From the entries below, copy every line where the string "JSON" appears.

____ TASK DATA

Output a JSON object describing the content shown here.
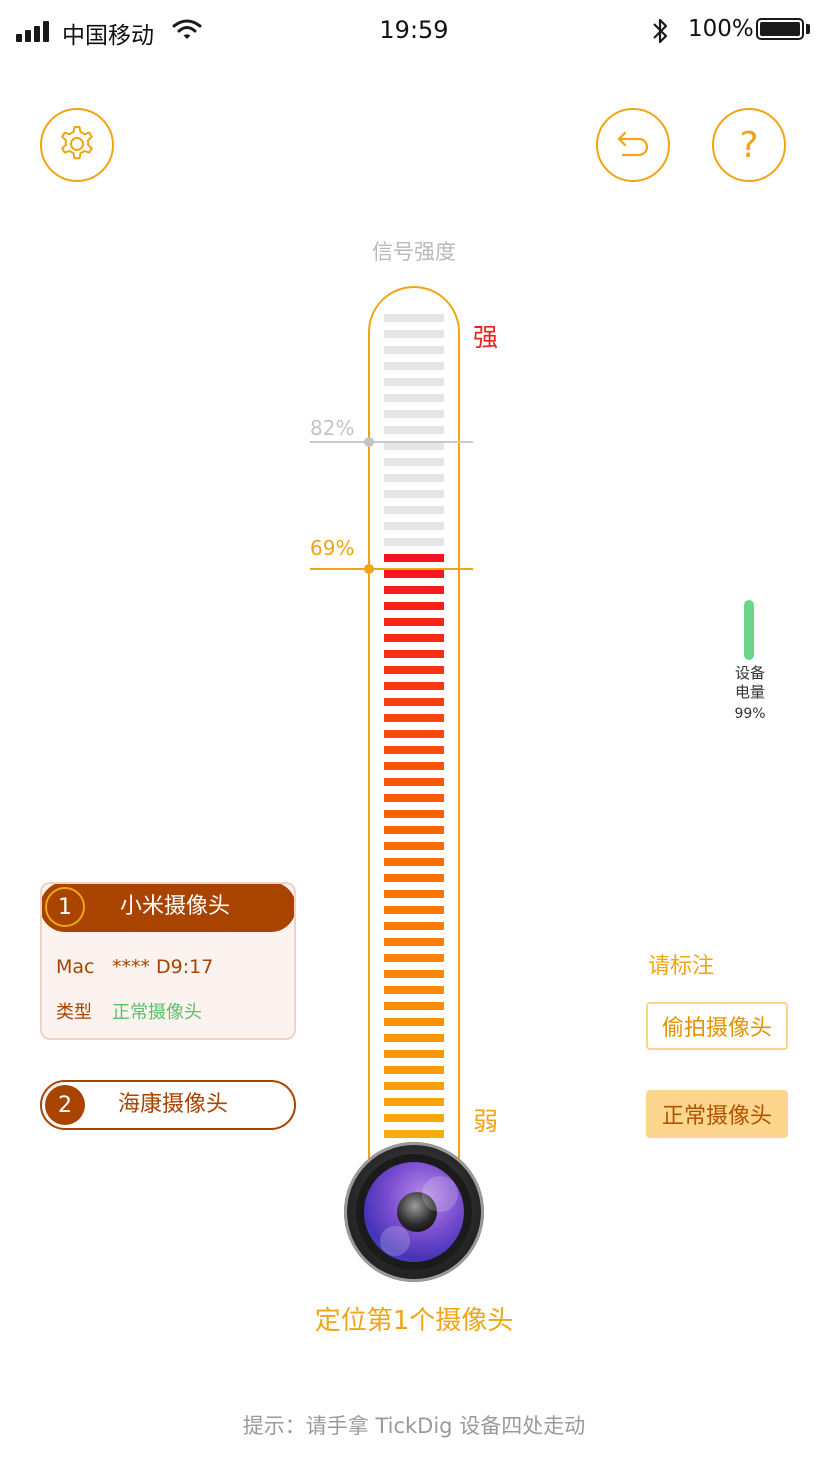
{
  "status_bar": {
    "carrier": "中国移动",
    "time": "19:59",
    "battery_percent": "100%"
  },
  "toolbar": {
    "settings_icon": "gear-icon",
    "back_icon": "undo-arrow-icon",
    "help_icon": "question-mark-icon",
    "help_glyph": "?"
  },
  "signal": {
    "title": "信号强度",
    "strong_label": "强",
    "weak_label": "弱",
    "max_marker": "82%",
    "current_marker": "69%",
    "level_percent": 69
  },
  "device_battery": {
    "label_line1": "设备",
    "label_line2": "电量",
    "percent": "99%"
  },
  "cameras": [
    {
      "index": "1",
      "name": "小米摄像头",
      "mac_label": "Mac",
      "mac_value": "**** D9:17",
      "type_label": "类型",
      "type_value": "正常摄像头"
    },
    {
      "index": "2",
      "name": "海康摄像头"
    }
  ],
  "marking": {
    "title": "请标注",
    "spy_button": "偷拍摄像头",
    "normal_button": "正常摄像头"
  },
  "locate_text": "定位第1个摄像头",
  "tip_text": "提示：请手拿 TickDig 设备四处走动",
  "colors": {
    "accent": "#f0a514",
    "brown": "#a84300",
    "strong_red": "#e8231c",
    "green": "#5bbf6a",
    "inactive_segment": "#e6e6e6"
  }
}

________
____ TASK DATA

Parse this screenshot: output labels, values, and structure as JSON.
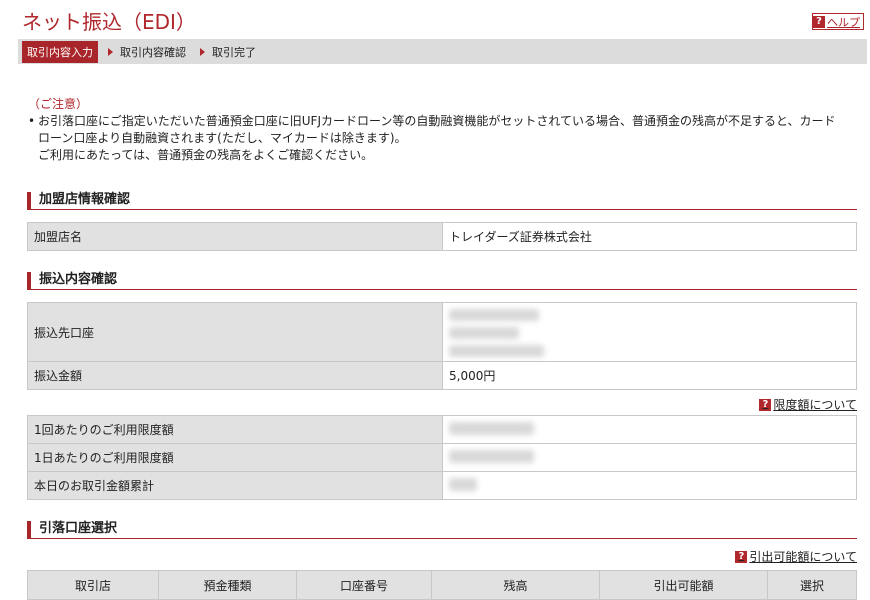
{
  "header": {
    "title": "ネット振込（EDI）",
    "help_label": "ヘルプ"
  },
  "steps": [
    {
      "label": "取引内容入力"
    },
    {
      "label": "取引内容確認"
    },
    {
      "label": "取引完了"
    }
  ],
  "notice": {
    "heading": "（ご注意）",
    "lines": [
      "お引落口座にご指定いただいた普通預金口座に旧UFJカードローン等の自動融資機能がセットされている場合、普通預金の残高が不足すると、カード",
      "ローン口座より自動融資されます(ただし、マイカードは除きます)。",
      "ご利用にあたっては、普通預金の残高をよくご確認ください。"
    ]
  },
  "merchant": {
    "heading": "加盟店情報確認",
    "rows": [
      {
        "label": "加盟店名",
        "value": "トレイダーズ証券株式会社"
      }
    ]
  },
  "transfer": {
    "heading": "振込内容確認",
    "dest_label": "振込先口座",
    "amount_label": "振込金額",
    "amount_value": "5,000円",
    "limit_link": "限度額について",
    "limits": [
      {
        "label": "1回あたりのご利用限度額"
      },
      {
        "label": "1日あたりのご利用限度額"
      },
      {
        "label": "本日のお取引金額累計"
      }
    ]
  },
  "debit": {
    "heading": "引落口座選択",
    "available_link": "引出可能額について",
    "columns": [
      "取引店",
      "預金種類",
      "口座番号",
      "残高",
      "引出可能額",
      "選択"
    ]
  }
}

________

#### CORRECT OUTPUT:
Output a JSON object describing the content shown here.
Parse this screenshot: output labels, values, and structure as JSON.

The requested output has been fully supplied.